## What to do
Give the count of lines in the records that contain the string "copies", and write nothing but that number.

--- Stored data ---

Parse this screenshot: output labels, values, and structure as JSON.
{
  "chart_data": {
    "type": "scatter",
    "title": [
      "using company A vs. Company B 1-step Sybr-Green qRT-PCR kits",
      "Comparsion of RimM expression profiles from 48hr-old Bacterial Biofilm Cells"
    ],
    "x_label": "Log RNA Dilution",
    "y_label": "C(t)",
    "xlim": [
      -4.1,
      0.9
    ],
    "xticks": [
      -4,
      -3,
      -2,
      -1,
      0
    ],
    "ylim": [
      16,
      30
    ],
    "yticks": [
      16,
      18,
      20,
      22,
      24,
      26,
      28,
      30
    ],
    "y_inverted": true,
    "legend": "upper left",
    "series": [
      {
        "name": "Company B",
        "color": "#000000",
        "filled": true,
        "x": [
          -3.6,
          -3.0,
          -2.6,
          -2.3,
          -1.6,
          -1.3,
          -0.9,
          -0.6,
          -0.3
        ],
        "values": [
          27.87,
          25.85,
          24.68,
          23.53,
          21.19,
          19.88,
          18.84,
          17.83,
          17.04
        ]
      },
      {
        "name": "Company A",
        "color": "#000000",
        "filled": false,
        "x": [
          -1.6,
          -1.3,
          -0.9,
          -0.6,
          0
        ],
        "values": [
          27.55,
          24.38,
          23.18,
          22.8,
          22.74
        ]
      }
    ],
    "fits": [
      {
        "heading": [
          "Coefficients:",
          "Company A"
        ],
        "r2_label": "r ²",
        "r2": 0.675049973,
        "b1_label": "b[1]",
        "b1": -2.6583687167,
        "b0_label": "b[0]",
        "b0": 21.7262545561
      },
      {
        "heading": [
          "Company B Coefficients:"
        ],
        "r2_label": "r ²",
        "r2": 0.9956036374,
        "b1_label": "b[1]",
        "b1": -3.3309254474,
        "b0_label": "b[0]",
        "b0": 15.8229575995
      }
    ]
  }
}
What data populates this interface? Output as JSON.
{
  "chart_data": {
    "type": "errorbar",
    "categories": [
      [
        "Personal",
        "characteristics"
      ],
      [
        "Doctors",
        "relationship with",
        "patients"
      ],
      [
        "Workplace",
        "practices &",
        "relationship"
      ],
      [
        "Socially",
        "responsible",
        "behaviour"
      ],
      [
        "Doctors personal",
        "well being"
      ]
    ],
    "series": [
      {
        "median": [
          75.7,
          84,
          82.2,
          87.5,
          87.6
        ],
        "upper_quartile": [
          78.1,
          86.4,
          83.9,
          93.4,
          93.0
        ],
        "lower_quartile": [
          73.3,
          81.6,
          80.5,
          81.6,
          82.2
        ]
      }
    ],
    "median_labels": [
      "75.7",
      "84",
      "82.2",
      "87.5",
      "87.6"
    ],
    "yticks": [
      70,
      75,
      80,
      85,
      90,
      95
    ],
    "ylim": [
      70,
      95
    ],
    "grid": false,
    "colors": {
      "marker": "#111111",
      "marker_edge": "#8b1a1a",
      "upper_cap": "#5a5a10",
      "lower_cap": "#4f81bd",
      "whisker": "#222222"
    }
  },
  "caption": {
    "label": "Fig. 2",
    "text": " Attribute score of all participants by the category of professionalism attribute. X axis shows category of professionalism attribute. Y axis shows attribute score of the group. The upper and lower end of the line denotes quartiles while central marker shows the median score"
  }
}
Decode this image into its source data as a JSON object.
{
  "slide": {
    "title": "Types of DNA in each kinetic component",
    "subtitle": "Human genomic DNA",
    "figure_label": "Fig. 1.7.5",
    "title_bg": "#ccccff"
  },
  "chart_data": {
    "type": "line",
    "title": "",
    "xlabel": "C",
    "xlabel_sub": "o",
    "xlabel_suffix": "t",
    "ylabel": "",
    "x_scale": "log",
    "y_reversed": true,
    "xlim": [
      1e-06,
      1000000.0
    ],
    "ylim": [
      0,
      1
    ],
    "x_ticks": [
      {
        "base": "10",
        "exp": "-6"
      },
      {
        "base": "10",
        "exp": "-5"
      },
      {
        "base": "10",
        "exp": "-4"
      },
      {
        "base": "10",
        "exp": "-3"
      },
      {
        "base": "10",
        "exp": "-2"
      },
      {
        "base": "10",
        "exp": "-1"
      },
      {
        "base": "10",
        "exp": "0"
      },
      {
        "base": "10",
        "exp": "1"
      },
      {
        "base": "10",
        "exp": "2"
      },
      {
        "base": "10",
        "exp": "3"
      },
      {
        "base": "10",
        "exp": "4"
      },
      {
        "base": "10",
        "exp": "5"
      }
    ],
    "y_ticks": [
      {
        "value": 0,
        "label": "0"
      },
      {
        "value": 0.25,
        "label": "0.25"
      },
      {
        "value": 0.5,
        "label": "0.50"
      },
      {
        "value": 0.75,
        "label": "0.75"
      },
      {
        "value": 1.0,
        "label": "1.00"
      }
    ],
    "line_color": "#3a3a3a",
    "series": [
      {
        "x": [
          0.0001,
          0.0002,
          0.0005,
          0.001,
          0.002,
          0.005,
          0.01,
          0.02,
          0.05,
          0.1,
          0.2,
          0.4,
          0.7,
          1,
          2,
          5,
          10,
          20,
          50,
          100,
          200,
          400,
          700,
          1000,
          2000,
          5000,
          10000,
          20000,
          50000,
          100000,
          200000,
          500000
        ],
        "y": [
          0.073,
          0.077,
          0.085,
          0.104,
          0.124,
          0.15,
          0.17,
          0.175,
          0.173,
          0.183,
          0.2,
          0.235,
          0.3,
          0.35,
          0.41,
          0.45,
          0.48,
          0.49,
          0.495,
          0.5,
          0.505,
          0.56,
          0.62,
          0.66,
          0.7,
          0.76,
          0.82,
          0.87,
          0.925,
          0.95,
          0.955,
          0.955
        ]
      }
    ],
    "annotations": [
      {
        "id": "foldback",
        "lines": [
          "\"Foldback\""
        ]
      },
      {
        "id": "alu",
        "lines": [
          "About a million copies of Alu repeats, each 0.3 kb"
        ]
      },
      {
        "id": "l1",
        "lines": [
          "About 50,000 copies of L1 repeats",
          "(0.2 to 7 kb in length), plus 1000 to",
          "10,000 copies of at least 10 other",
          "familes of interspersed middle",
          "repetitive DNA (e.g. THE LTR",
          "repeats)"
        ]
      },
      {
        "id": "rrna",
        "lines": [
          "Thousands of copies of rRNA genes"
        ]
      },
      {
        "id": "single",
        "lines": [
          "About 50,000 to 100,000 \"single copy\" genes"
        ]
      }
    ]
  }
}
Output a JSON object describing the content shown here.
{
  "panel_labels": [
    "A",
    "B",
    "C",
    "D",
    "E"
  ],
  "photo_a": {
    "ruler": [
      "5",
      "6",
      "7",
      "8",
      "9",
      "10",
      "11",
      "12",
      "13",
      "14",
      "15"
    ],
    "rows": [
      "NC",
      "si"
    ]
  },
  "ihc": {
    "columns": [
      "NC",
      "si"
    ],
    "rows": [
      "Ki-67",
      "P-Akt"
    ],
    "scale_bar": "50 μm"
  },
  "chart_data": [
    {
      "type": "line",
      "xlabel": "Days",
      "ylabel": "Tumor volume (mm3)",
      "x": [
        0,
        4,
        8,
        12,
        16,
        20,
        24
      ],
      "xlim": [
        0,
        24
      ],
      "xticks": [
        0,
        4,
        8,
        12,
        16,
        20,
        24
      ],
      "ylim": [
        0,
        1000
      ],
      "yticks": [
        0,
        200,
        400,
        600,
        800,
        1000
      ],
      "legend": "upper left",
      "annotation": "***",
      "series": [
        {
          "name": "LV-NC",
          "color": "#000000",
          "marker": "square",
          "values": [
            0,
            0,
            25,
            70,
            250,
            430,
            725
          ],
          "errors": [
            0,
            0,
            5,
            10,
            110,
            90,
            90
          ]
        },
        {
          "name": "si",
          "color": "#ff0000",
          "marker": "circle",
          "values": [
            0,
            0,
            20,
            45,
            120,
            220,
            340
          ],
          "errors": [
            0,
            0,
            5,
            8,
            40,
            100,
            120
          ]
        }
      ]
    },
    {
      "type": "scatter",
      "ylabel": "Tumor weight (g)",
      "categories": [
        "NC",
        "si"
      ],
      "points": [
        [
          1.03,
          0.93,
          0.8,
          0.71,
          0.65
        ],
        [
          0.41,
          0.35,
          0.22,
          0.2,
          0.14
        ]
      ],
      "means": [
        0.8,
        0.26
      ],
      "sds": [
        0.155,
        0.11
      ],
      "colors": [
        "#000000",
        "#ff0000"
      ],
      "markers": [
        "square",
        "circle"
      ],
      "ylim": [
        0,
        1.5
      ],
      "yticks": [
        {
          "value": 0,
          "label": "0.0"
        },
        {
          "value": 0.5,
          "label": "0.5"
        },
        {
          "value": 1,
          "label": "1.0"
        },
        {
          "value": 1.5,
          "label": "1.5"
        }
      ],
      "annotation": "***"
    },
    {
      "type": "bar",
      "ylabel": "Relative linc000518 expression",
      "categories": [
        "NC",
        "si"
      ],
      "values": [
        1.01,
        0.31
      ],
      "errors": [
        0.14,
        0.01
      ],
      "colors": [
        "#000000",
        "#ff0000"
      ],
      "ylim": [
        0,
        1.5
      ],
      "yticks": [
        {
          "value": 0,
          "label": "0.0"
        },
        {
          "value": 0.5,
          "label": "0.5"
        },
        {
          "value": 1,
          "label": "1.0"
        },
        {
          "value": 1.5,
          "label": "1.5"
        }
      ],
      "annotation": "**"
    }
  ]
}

---

## Written answer
4